Return the listing below verbatim. Pictures do not belong in the copy.

Extracted data entries

----------

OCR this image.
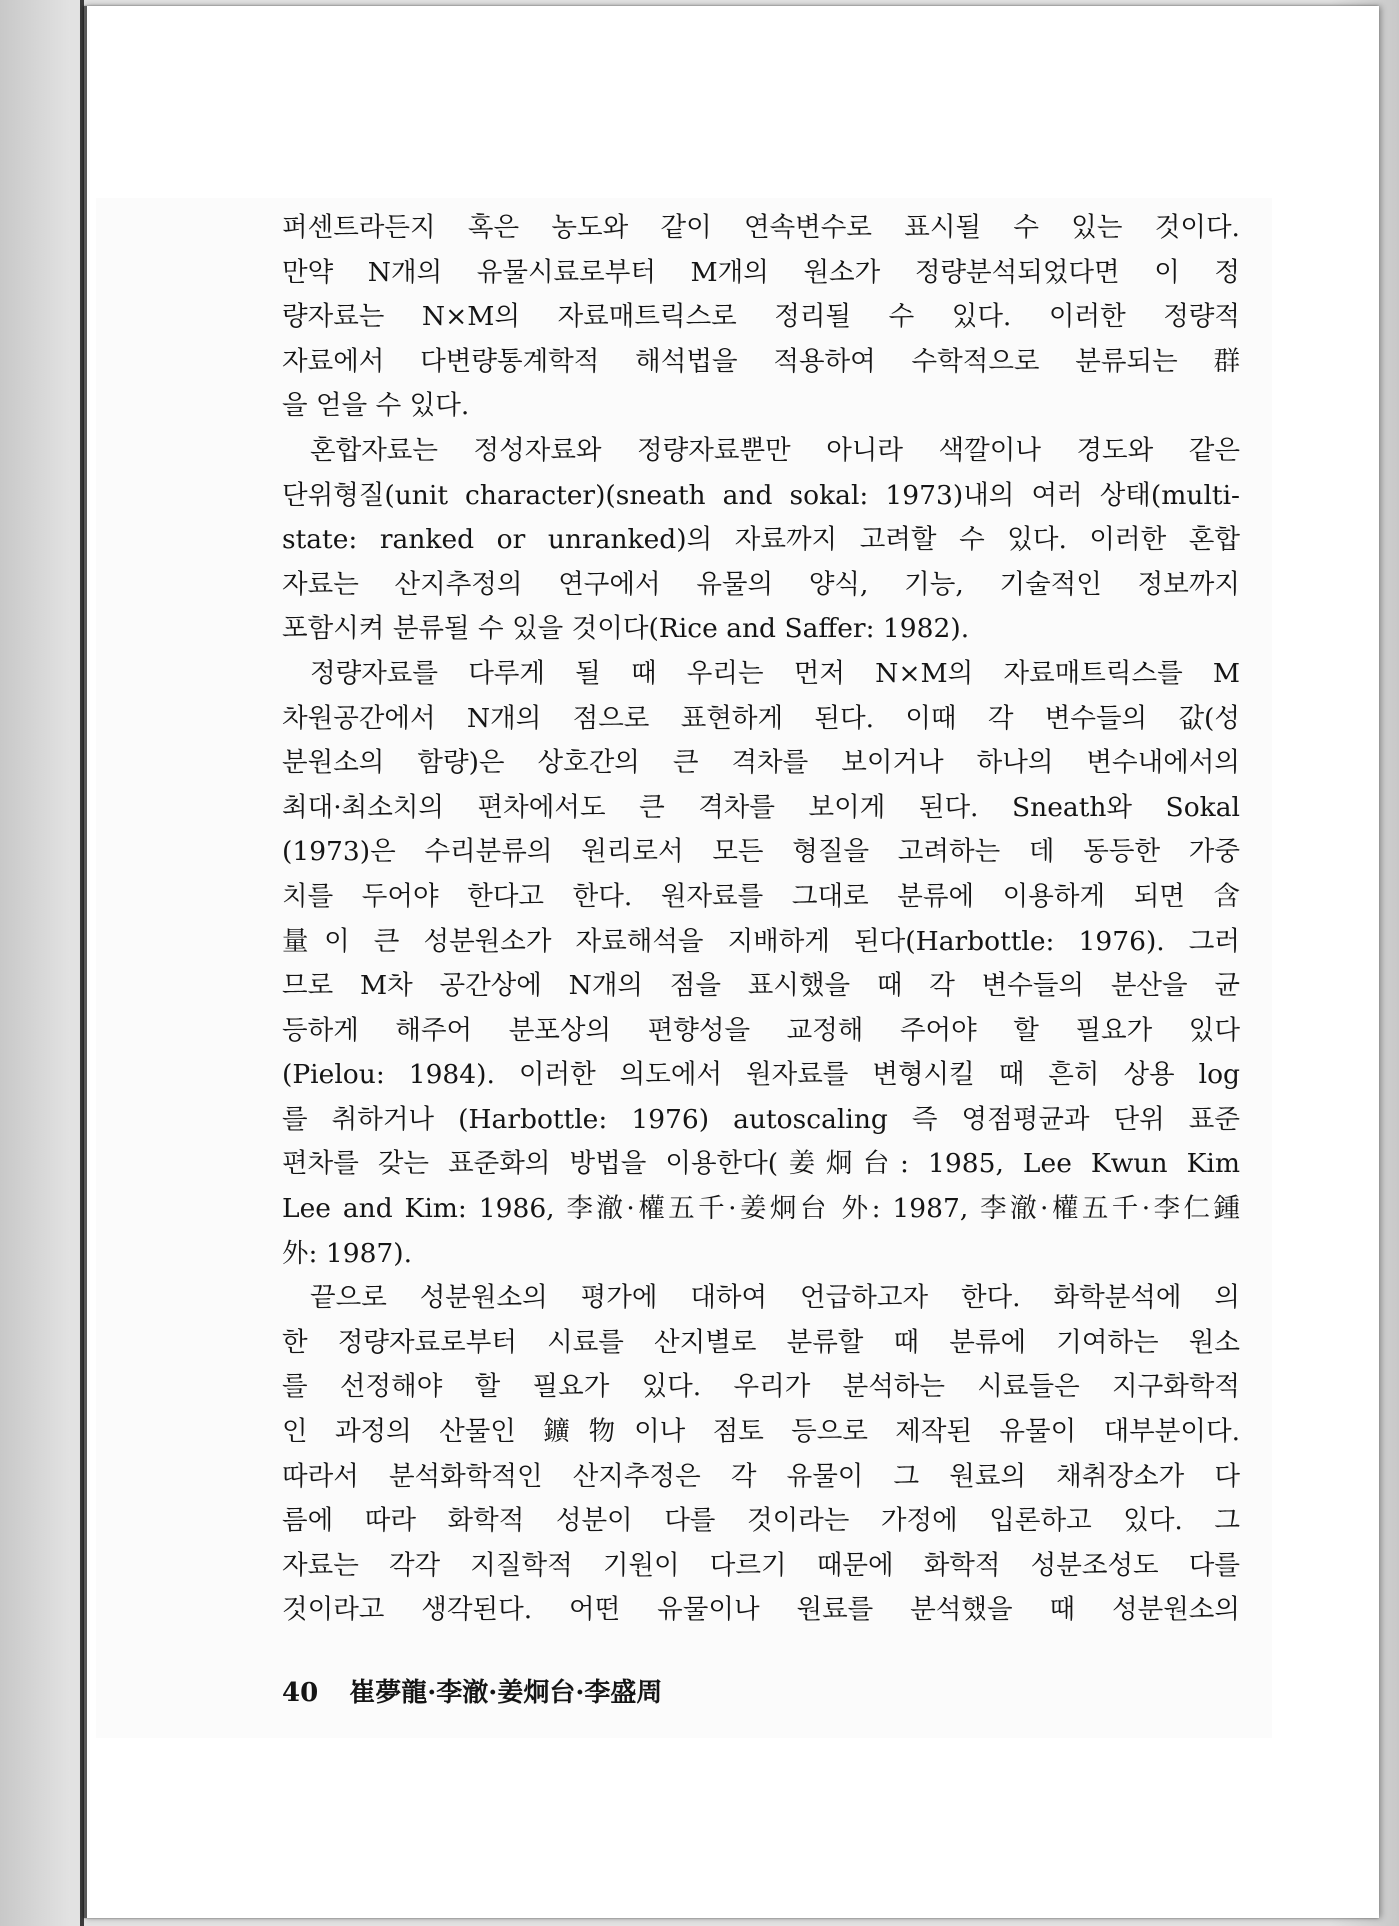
퍼센트라든지 혹은 농도와 같이 연속변수로 표시될 수 있는 것이다.
만약 N개의 유물시료로부터 M개의 원소가 정량분석되었다면 이 정
량자료는 N×M의 자료매트릭스로 정리될 수 있다. 이러한 정량적
자료에서 다변량통계학적 해석법을 적용하여 수학적으로 분류되는 群
을 얻을 수 있다.
혼합자료는 정성자료와 정량자료뿐만 아니라 색깔이나 경도와 같은
단위형질(unit character)(sneath and sokal: 1973)내의 여러 상태(multi-
state: ranked or unranked)의 자료까지 고려할 수 있다. 이러한 혼합
자료는 산지추정의 연구에서 유물의 양식, 기능, 기술적인 정보까지
포함시켜 분류될 수 있을 것이다(Rice and Saffer: 1982).
정량자료를 다루게 될 때 우리는 먼저 N×M의 자료매트릭스를 M
차원공간에서 N개의 점으로 표현하게 된다. 이때 각 변수들의 값(성
분원소의 함량)은 상호간의 큰 격차를 보이거나 하나의 변수내에서의
최대·최소치의 편차에서도 큰 격차를 보이게 된다. Sneath와 Sokal
(1973)은 수리분류의 원리로서 모든 형질을 고려하는 데 동등한 가중
치를 두어야 한다고 한다. 원자료를 그대로 분류에 이용하게 되면 含
量이 큰 성분원소가 자료해석을 지배하게 된다(Harbottle: 1976). 그러
므로 M차 공간상에 N개의 점을 표시했을 때 각 변수들의 분산을 균
등하게 해주어 분포상의 편향성을 교정해 주어야 할 필요가 있다
(Pielou: 1984). 이러한 의도에서 원자료를 변형시킬 때 흔히 상용 log
를 취하거나 (Harbottle: 1976) autoscaling 즉 영점평균과 단위 표준
편차를 갖는 표준화의 방법을 이용한다(姜炯台: 1985, Lee Kwun Kim
Lee and Kim: 1986, 李澈·權五千·姜炯台 外: 1987, 李澈·權五千·李仁鍾
外: 1987).
끝으로 성분원소의 평가에 대하여 언급하고자 한다. 화학분석에 의
한 정량자료로부터 시료를 산지별로 분류할 때 분류에 기여하는 원소
를 선정해야 할 필요가 있다. 우리가 분석하는 시료들은 지구화학적
인 과정의 산물인 鑛物이나 점토 등으로 제작된 유물이 대부분이다.
따라서 분석화학적인 산지추정은 각 유물이 그 원료의 채취장소가 다
름에 따라 화학적 성분이 다를 것이라는 가정에 입론하고 있다. 그
자료는 각각 지질학적 기원이 다르기 때문에 화학적 성분조성도 다를
것이라고 생각된다. 어떤 유물이나 원료를 분석했을 때 성분원소의
40 崔夢龍·李澈·姜炯台·李盛周
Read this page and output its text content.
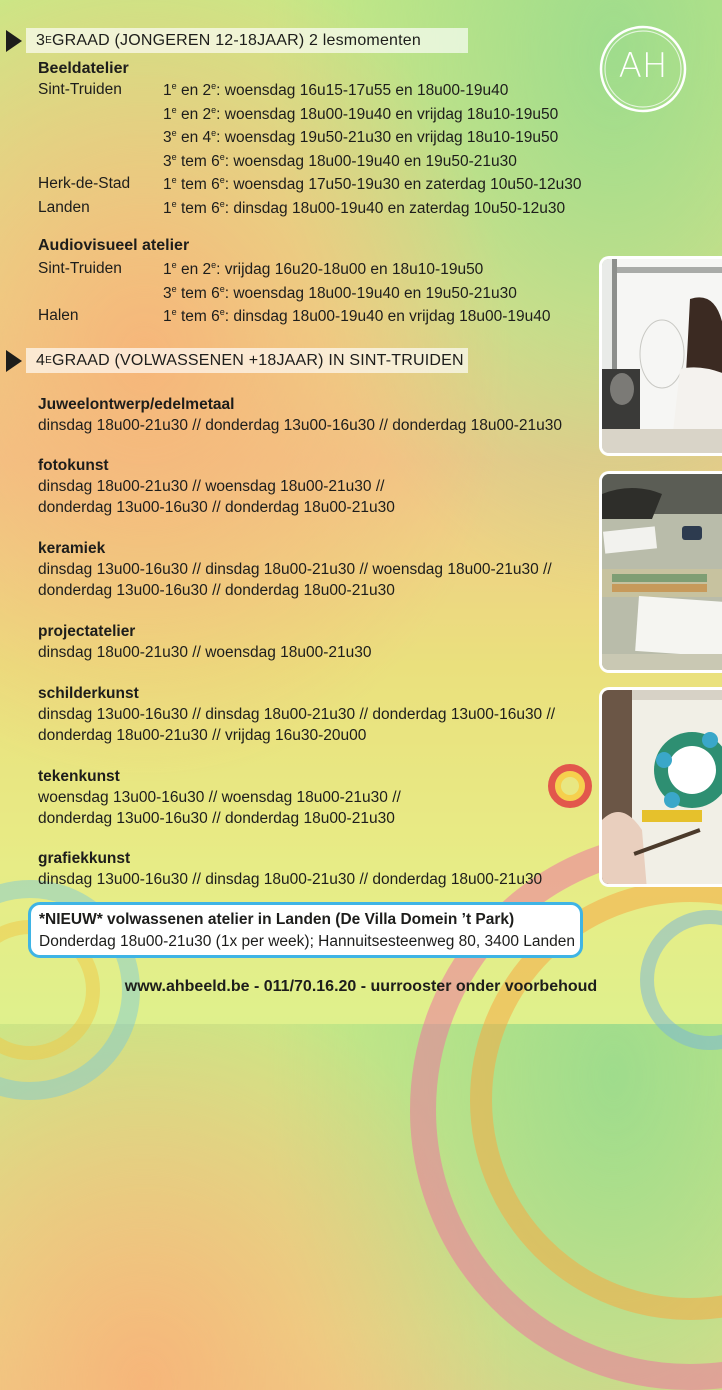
AH
3 E GRAAD (JONGEREN 12-18JAAR) 2 lesmomenten
Beeldatelier
Sint-Truiden	1e en 2e: woensdag 16u15-17u55 en 18u00-19u40
1e en 2e: woensdag 18u00-19u40 en vrijdag 18u10-19u50
3e en 4e: woensdag 19u50-21u30 en vrijdag 18u10-19u50
3e tem 6e: woensdag 18u00-19u40 en 19u50-21u30
Herk-de-Stad 1e tem 6e: woensdag 17u50-19u30 en zaterdag 10u50-12u30
Landen	1e tem 6e: dinsdag 18u00-19u40 en zaterdag 10u50-12u30
Audiovisueel atelier
Sint-Truiden	1e en 2e: vrijdag 16u20-18u00 en 18u10-19u50
3e tem 6e: woensdag 18u00-19u40 en 19u50-21u30
Halen	1e tem 6e: dinsdag 18u00-19u40 en vrijdag 18u00-19u40
4 E GRAAD (VOLWASSENEN +18JAAR) IN SINT-TRUIDEN
Juweelontwerp/edelmetaal
dinsdag 18u00-21u30 // donderdag 13u00-16u30 // donderdag 18u00-21u30
fotokunst
dinsdag 18u00-21u30 // woensdag 18u00-21u30 //
donderdag 13u00-16u30 // donderdag 18u00-21u30
keramiek
dinsdag 13u00-16u30 // dinsdag 18u00-21u30 // woensdag 18u00-21u30 //
donderdag 13u00-16u30 // donderdag 18u00-21u30
projectatelier
dinsdag 18u00-21u30 // woensdag 18u00-21u30
schilderkunst
dinsdag 13u00-16u30 // dinsdag 18u00-21u30 // donderdag 13u00-16u30 //
donderdag 18u00-21u30 // vrijdag 16u30-20u00
tekenkunst
woensdag 13u00-16u30 // woensdag 18u00-21u30 //
donderdag 13u00-16u30 // donderdag 18u00-21u30
grafiekkunst
dinsdag 13u00-16u30 // dinsdag 18u00-21u30 // donderdag 18u00-21u30
*NIEUW* volwassenen atelier in Landen (De Villa Domein ’t Park)
Donderdag 18u00-21u30 (1x per week); Hannuitsesteenweg 80, 3400 Landen
www.ahbeeld.be - 011/70.16.20 - uurrooster onder voorbehoud
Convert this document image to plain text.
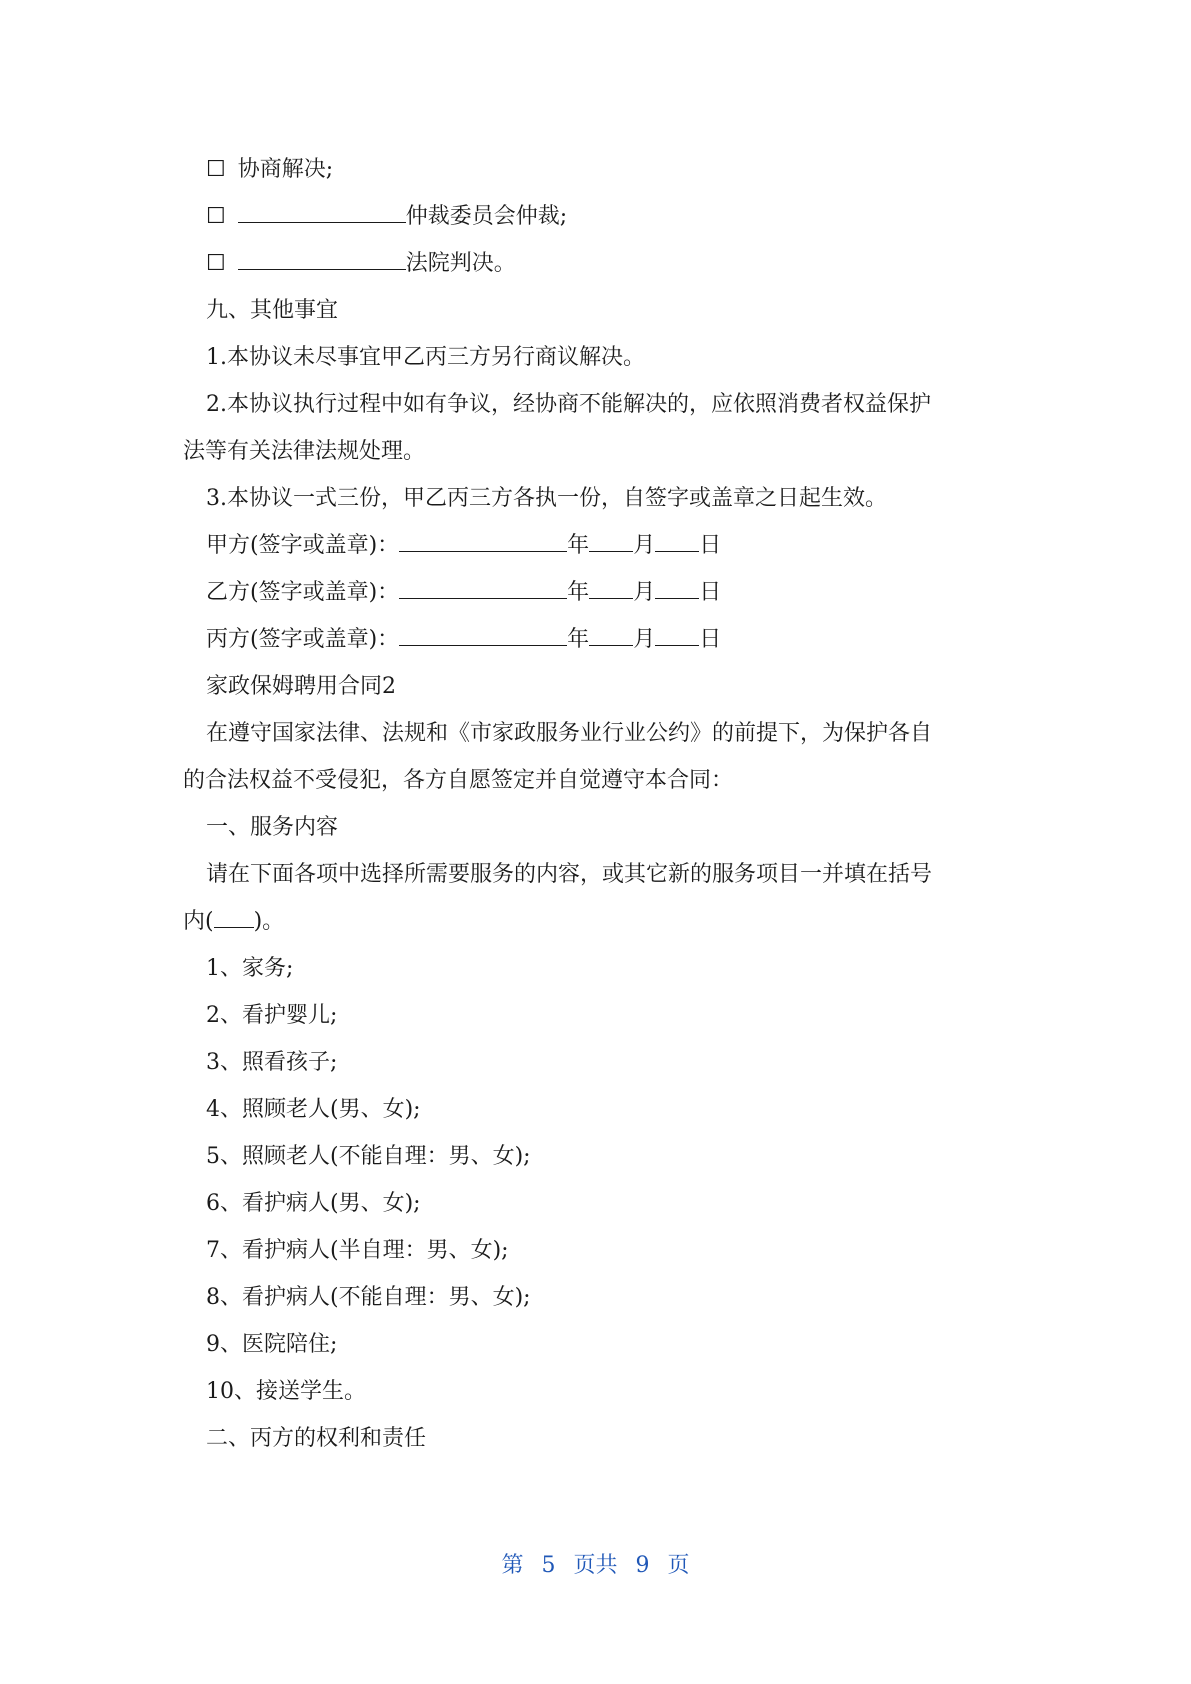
☐ 协商解决;
☐	仲裁委员会仲裁;
☐	法院判决。
九、其他事宜
1.本协议未尽事宜甲乙丙三方另行商议解决。
2.本协议执行过程中如有争议，经协商不能解决的，应依照消费者权益保护
法等有关法律法规处理。
3.本协议一式三份，甲乙丙三方各执一份，自签字或盖章之日起生效。
甲方(签字或盖章)：	年 月 日
乙方(签字或盖章)：	年 月 日
丙方(签字或盖章)：	年 月 日
家政保姆聘用合同2
在遵守国家法律、法规和《市家政服务业行业公约》的前提下，为保护各自
的合法权益不受侵犯，各方自愿签定并自觉遵守本合同：
一、服务内容
请在下面各项中选择所需要服务的内容，或其它新的服务项目一并填在括号
内( )。
1、家务;
2、看护婴儿;
3、照看孩子;
4、照顾老人(男、女);
5、照顾老人(不能自理：男、女);
6、看护病人(男、女);
7、看护病人(半自理：男、女);
8、看护病人(不能自理：男、女);
9、医院陪住;
10、接送学生。
二、丙方的权利和责任
第 5 页共 9 页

----------

• **Task result**
OCR this image.
퍼센트라든지 혹은 농도와 같이 연속변수로 표시될 수 있는 것이다.
만약 N개의 유물시료로부터 M개의 원소가 정량분석되었다면 이 정
량자료는 N×M의 자료매트릭스로 정리될 수 있다. 이러한 정량적
자료에서 다변량통계학적 해석법을 적용하여 수학적으로 분류되는 群
을 얻을 수 있다.
혼합자료는 정성자료와 정량자료뿐만 아니라 색깔이나 경도와 같은
단위형질(unit character)(sneath and sokal: 1973)내의 여러 상태(multi-
state: ranked or unranked)의 자료까지 고려할 수 있다. 이러한 혼합
자료는 산지추정의 연구에서 유물의 양식, 기능, 기술적인 정보까지
포함시켜 분류될 수 있을 것이다(Rice and Saffer: 1982).
정량자료를 다루게 될 때 우리는 먼저 N×M의 자료매트릭스를 M
차원공간에서 N개의 점으로 표현하게 된다. 이때 각 변수들의 값(성
분원소의 함량)은 상호간의 큰 격차를 보이거나 하나의 변수내에서의
최대·최소치의 편차에서도 큰 격차를 보이게 된다. Sneath와 Sokal
(1973)은 수리분류의 원리로서 모든 형질을 고려하는 데 동등한 가중
치를 두어야 한다고 한다. 원자료를 그대로 분류에 이용하게 되면 含
量이 큰 성분원소가 자료해석을 지배하게 된다(Harbottle: 1976). 그러
므로 M차 공간상에 N개의 점을 표시했을 때 각 변수들의 분산을 균
등하게 해주어 분포상의 편향성을 교정해 주어야 할 필요가 있다
(Pielou: 1984). 이러한 의도에서 원자료를 변형시킬 때 흔히 상용 log
를 취하거나 (Harbottle: 1976) autoscaling 즉 영점평균과 단위 표준
편차를 갖는 표준화의 방법을 이용한다(姜炯台: 1985, Lee Kwun Kim
Lee and Kim: 1986, 李澈·權五千·姜炯台 外: 1987, 李澈·權五千·李仁鍾
外: 1987).
끝으로 성분원소의 평가에 대하여 언급하고자 한다. 화학분석에 의
한 정량자료로부터 시료를 산지별로 분류할 때 분류에 기여하는 원소
를 선정해야 할 필요가 있다. 우리가 분석하는 시료들은 지구화학적
인 과정의 산물인 鑛物이나 점토 등으로 제작된 유물이 대부분이다.
따라서 분석화학적인 산지추정은 각 유물이 그 원료의 채취장소가 다
름에 따라 화학적 성분이 다를 것이라는 가정에 입론하고 있다. 그
자료는 각각 지질학적 기원이 다르기 때문에 화학적 성분조성도 다를
것이라고 생각된다. 어떤 유물이나 원료를 분석했을 때 성분원소의
40 崔夢龍·李澈·姜炯台·李盛周
Read this page and output its text content.
AH
3 E GRAAD (JONGEREN 12-18JAAR) 2 lesmomenten
Beeldatelier
Sint-Truiden	1e en 2e: woensdag 16u15-17u55 en 18u00-19u40
1e en 2e: woensdag 18u00-19u40 en vrijdag 18u10-19u50
3e en 4e: woensdag 19u50-21u30 en vrijdag 18u10-19u50
3e tem 6e: woensdag 18u00-19u40 en 19u50-21u30
Herk-de-Stad 1e tem 6e: woensdag 17u50-19u30 en zaterdag 10u50-12u30
Landen	1e tem 6e: dinsdag 18u00-19u40 en zaterdag 10u50-12u30
Audiovisueel atelier
Sint-Truiden	1e en 2e: vrijdag 16u20-18u00 en 18u10-19u50
3e tem 6e: woensdag 18u00-19u40 en 19u50-21u30
Halen	1e tem 6e: dinsdag 18u00-19u40 en vrijdag 18u00-19u40
4 E GRAAD (VOLWASSENEN +18JAAR) IN SINT-TRUIDEN
Juweelontwerp/edelmetaal
dinsdag 18u00-21u30 // donderdag 13u00-16u30 // donderdag 18u00-21u30
fotokunst
dinsdag 18u00-21u30 // woensdag 18u00-21u30 //
donderdag 13u00-16u30 // donderdag 18u00-21u30
keramiek
dinsdag 13u00-16u30 // dinsdag 18u00-21u30 // woensdag 18u00-21u30 //
donderdag 13u00-16u30 // donderdag 18u00-21u30
projectatelier
dinsdag 18u00-21u30 // woensdag 18u00-21u30
schilderkunst
dinsdag 13u00-16u30 // dinsdag 18u00-21u30 // donderdag 13u00-16u30 //
donderdag 18u00-21u30 // vrijdag 16u30-20u00
tekenkunst
woensdag 13u00-16u30 // woensdag 18u00-21u30 //
donderdag 13u00-16u30 // donderdag 18u00-21u30
grafiekkunst
dinsdag 13u00-16u30 // dinsdag 18u00-21u30 // donderdag 18u00-21u30
*NIEUW* volwassenen atelier in Landen (De Villa Domein ’t Park)
Donderdag 18u00-21u30 (1x per week); Hannuitsesteenweg 80, 3400 Landen
www.ahbeeld.be - 011/70.16.20 - uurrooster onder voorbehoud
Convert this document image to plain text.
☐ 协商解决;
☐	仲裁委员会仲裁;
☐	法院判决。
九、其他事宜
1.本协议未尽事宜甲乙丙三方另行商议解决。
2.本协议执行过程中如有争议，经协商不能解决的，应依照消费者权益保护
法等有关法律法规处理。
3.本协议一式三份，甲乙丙三方各执一份，自签字或盖章之日起生效。
甲方(签字或盖章)：	年 月 日
乙方(签字或盖章)：	年 月 日
丙方(签字或盖章)：	年 月 日
家政保姆聘用合同2
在遵守国家法律、法规和《市家政服务业行业公约》的前提下，为保护各自
的合法权益不受侵犯，各方自愿签定并自觉遵守本合同：
一、服务内容
请在下面各项中选择所需要服务的内容，或其它新的服务项目一并填在括号
内( )。
1、家务;
2、看护婴儿;
3、照看孩子;
4、照顾老人(男、女);
5、照顾老人(不能自理：男、女);
6、看护病人(男、女);
7、看护病人(半自理：男、女);
8、看护病人(不能自理：男、女);
9、医院陪住;
10、接送学生。
二、丙方的权利和责任
第 5 页共 9 页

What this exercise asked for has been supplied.